> _Goal of the exercise_:
Please output the records below in full, exactly as given, but without the images.

[Collection entries]
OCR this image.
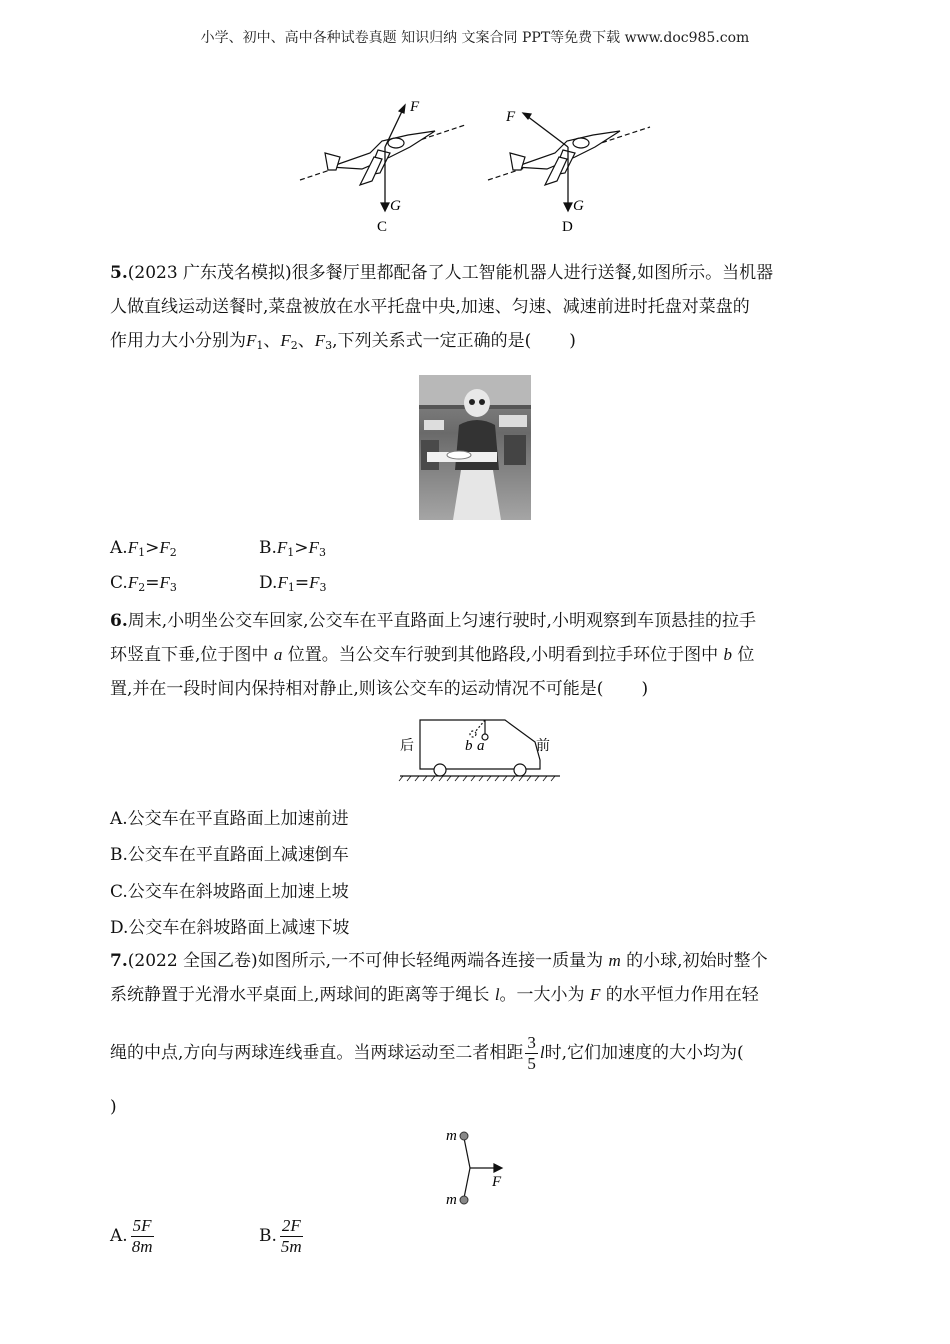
小学、初中、高中各种试卷真题 知识归纳 文案合同 PPT等免费下载 www.doc985.com
F
G
C
F
G
D
5.(2023 广东茂名模拟)很多餐厅里都配备了人工智能机器人进行送餐,如图所示。当机器
人做直线运动送餐时,菜盘被放在水平托盘中央,加速、匀速、减速前进时托盘对菜盘的
作用力大小分别为$F_1$、$F_2$、$F_3$,下列关系式一定正确的是( )
$A.F_1>F_2$	$B.F_1>F_3$
$C.F_2=F_3$	$D.F_1=F_3$
6.周末,小明坐公交车回家,公交车在平直路面上匀速行驶时,小明观察到车顶悬挂的拉手
环竖直下垂,位于图中 a 位置。当公交车行驶到其他路段,小明看到拉手环位于图中 b 位
置,并在一段时间内保持相对静止,则该公交车的运动情况不可能是( )
后	前
b a
A.公交车在平直路面上加速前进
B.公交车在平直路面上减速倒车
C.公交车在斜坡路面上加速上坡
D.公交车在斜坡路面上减速下坡
7.(2022 全国乙卷)如图所示,一不可伸长轻绳两端各连接一质量为 m 的小球,初始时整个
系统静置于光滑水平桌面上,两球间的距离等于绳长 l。一大小为 F 的水平恒力作用在轻
绳的中点,方向与两球连线垂直。当两球运动至二者相距 $\frac{3}{5}$ l时,它们加速度的大小均为(
)
m
m
F
A. $\frac{5F}{8m}$	B. $\frac{2F}{5m}$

> _Result_:
OCR this image.
小学、初中、高中各种试卷真题 知识归纳 文案合同 PPT等免费下载 www.doc985.com
F
G
C
F
G
D
5.(2023 广东茂名模拟)很多餐厅里都配备了人工智能机器人进行送餐,如图所示。当机器
人做直线运动送餐时,菜盘被放在水平托盘中央,加速、匀速、减速前进时托盘对菜盘的
作用力大小分别为$F_1$、$F_2$、$F_3$,下列关系式一定正确的是( )
$A.F_1>F_2$	$B.F_1>F_3$
$C.F_2=F_3$	$D.F_1=F_3$
6.周末,小明坐公交车回家,公交车在平直路面上匀速行驶时,小明观察到车顶悬挂的拉手
环竖直下垂,位于图中 a 位置。当公交车行驶到其他路段,小明看到拉手环位于图中 b 位
置,并在一段时间内保持相对静止,则该公交车的运动情况不可能是( )
后	前
b a
A.公交车在平直路面上加速前进
B.公交车在平直路面上减速倒车
C.公交车在斜坡路面上加速上坡
D.公交车在斜坡路面上减速下坡
7.(2022 全国乙卷)如图所示,一不可伸长轻绳两端各连接一质量为 m 的小球,初始时整个
系统静置于光滑水平桌面上,两球间的距离等于绳长 l。一大小为 F 的水平恒力作用在轻
绳的中点,方向与两球连线垂直。当两球运动至二者相距 $\frac{3}{5}$ l时,它们加速度的大小均为(
)
m
m
F
A. $\frac{5F}{8m}$	B. $\frac{2F}{5m}$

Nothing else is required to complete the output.